> _WHAT YOU ARE ASKED TO DO_: Transcribe all the records with complete accuracy.

> _MATERIALS PROVIDED_:
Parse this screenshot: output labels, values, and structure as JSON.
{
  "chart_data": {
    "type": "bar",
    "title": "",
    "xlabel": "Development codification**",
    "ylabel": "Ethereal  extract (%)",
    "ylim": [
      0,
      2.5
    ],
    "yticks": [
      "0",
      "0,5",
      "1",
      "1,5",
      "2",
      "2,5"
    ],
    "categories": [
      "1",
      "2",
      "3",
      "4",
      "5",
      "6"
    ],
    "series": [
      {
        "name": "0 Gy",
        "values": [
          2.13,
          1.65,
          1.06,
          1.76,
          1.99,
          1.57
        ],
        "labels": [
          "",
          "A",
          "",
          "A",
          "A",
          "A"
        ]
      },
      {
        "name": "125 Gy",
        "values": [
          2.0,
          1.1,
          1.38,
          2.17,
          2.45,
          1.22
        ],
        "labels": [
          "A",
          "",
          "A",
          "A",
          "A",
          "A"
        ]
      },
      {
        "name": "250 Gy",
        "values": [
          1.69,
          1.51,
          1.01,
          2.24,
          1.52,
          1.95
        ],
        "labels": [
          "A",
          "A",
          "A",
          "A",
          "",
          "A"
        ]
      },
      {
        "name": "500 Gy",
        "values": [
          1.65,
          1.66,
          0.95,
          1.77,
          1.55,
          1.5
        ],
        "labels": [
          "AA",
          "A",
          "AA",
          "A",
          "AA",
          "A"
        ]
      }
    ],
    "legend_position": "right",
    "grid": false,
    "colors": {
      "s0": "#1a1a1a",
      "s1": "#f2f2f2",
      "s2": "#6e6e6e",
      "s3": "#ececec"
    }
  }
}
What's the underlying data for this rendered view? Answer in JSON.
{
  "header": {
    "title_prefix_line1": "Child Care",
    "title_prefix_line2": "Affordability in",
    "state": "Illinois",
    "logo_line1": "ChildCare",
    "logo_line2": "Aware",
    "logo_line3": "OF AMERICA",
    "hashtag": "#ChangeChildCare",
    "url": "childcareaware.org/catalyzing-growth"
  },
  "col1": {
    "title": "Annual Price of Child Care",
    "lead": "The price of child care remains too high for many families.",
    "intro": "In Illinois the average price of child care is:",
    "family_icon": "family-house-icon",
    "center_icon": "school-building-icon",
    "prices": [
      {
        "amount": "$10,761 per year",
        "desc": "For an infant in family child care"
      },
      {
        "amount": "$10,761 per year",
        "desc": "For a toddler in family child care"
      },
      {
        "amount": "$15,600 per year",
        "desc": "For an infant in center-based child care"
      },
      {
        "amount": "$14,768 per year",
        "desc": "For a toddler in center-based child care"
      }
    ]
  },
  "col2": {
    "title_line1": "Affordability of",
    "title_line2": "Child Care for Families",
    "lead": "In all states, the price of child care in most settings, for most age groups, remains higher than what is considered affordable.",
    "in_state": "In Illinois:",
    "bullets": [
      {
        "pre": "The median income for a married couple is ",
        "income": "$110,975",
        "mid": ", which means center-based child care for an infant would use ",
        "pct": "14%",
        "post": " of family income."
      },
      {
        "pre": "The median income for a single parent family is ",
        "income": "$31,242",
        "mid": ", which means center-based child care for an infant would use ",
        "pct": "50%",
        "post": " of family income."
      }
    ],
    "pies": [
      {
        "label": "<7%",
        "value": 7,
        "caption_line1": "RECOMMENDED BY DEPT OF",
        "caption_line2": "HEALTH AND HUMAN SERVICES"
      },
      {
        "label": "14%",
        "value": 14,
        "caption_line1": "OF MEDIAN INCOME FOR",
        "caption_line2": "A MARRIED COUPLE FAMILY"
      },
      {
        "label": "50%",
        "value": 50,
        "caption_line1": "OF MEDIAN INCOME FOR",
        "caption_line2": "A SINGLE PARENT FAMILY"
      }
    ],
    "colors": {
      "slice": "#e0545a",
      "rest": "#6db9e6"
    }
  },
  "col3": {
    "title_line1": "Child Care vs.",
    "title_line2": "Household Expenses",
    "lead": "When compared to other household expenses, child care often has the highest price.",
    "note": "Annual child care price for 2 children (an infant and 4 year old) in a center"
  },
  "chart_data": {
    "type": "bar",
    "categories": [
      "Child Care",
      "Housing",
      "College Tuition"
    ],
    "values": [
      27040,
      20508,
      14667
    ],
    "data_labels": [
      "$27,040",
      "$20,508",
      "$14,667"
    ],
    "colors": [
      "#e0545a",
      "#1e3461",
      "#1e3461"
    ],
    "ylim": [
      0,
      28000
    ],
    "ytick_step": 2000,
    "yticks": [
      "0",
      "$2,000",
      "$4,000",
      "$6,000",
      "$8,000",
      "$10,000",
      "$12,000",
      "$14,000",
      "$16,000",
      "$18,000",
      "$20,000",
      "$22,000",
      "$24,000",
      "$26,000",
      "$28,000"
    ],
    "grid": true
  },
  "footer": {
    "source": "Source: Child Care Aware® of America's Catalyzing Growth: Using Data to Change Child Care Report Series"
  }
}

> _RESULT OF THIS TASK_:
Parse this screenshot: output labels, values, and structure as JSON.
{
  "chart_data": {
    "type": "bar",
    "title": "",
    "xlabel": "Development codification**",
    "ylabel": "Ethereal  extract (%)",
    "ylim": [
      0,
      2.5
    ],
    "yticks": [
      "0",
      "0,5",
      "1",
      "1,5",
      "2",
      "2,5"
    ],
    "categories": [
      "1",
      "2",
      "3",
      "4",
      "5",
      "6"
    ],
    "series": [
      {
        "name": "0 Gy",
        "values": [
          2.13,
          1.65,
          1.06,
          1.76,
          1.99,
          1.57
        ],
        "labels": [
          "",
          "A",
          "",
          "A",
          "A",
          "A"
        ]
      },
      {
        "name": "125 Gy",
        "values": [
          2.0,
          1.1,
          1.38,
          2.17,
          2.45,
          1.22
        ],
        "labels": [
          "A",
          "",
          "A",
          "A",
          "A",
          "A"
        ]
      },
      {
        "name": "250 Gy",
        "values": [
          1.69,
          1.51,
          1.01,
          2.24,
          1.52,
          1.95
        ],
        "labels": [
          "A",
          "A",
          "A",
          "A",
          "",
          "A"
        ]
      },
      {
        "name": "500 Gy",
        "values": [
          1.65,
          1.66,
          0.95,
          1.77,
          1.55,
          1.5
        ],
        "labels": [
          "AA",
          "A",
          "AA",
          "A",
          "AA",
          "A"
        ]
      }
    ],
    "legend_position": "right",
    "grid": false,
    "colors": {
      "s0": "#1a1a1a",
      "s1": "#f2f2f2",
      "s2": "#6e6e6e",
      "s3": "#ececec"
    }
  }
}
What's the underlying data for this rendered view? Answer in JSON.
{
  "header": {
    "title_prefix_line1": "Child Care",
    "title_prefix_line2": "Affordability in",
    "state": "Illinois",
    "logo_line1": "ChildCare",
    "logo_line2": "Aware",
    "logo_line3": "OF AMERICA",
    "hashtag": "#ChangeChildCare",
    "url": "childcareaware.org/catalyzing-growth"
  },
  "col1": {
    "title": "Annual Price of Child Care",
    "lead": "The price of child care remains too high for many families.",
    "intro": "In Illinois the average price of child care is:",
    "family_icon": "family-house-icon",
    "center_icon": "school-building-icon",
    "prices": [
      {
        "amount": "$10,761 per year",
        "desc": "For an infant in family child care"
      },
      {
        "amount": "$10,761 per year",
        "desc": "For a toddler in family child care"
      },
      {
        "amount": "$15,600 per year",
        "desc": "For an infant in center-based child care"
      },
      {
        "amount": "$14,768 per year",
        "desc": "For a toddler in center-based child care"
      }
    ]
  },
  "col2": {
    "title_line1": "Affordability of",
    "title_line2": "Child Care for Families",
    "lead": "In all states, the price of child care in most settings, for most age groups, remains higher than what is considered affordable.",
    "in_state": "In Illinois:",
    "bullets": [
      {
        "pre": "The median income for a married couple is ",
        "income": "$110,975",
        "mid": ", which means center-based child care for an infant would use ",
        "pct": "14%",
        "post": " of family income."
      },
      {
        "pre": "The median income for a single parent family is ",
        "income": "$31,242",
        "mid": ", which means center-based child care for an infant would use ",
        "pct": "50%",
        "post": " of family income."
      }
    ],
    "pies": [
      {
        "label": "<7%",
        "value": 7,
        "caption_line1": "RECOMMENDED BY DEPT OF",
        "caption_line2": "HEALTH AND HUMAN SERVICES"
      },
      {
        "label": "14%",
        "value": 14,
        "caption_line1": "OF MEDIAN INCOME FOR",
        "caption_line2": "A MARRIED COUPLE FAMILY"
      },
      {
        "label": "50%",
        "value": 50,
        "caption_line1": "OF MEDIAN INCOME FOR",
        "caption_line2": "A SINGLE PARENT FAMILY"
      }
    ],
    "colors": {
      "slice": "#e0545a",
      "rest": "#6db9e6"
    }
  },
  "col3": {
    "title_line1": "Child Care vs.",
    "title_line2": "Household Expenses",
    "lead": "When compared to other household expenses, child care often has the highest price.",
    "note": "Annual child care price for 2 children (an infant and 4 year old) in a center"
  },
  "chart_data": {
    "type": "bar",
    "categories": [
      "Child Care",
      "Housing",
      "College Tuition"
    ],
    "values": [
      27040,
      20508,
      14667
    ],
    "data_labels": [
      "$27,040",
      "$20,508",
      "$14,667"
    ],
    "colors": [
      "#e0545a",
      "#1e3461",
      "#1e3461"
    ],
    "ylim": [
      0,
      28000
    ],
    "ytick_step": 2000,
    "yticks": [
      "0",
      "$2,000",
      "$4,000",
      "$6,000",
      "$8,000",
      "$10,000",
      "$12,000",
      "$14,000",
      "$16,000",
      "$18,000",
      "$20,000",
      "$22,000",
      "$24,000",
      "$26,000",
      "$28,000"
    ],
    "grid": true
  },
  "footer": {
    "source": "Source: Child Care Aware® of America's Catalyzing Growth: Using Data to Change Child Care Report Series"
  }
}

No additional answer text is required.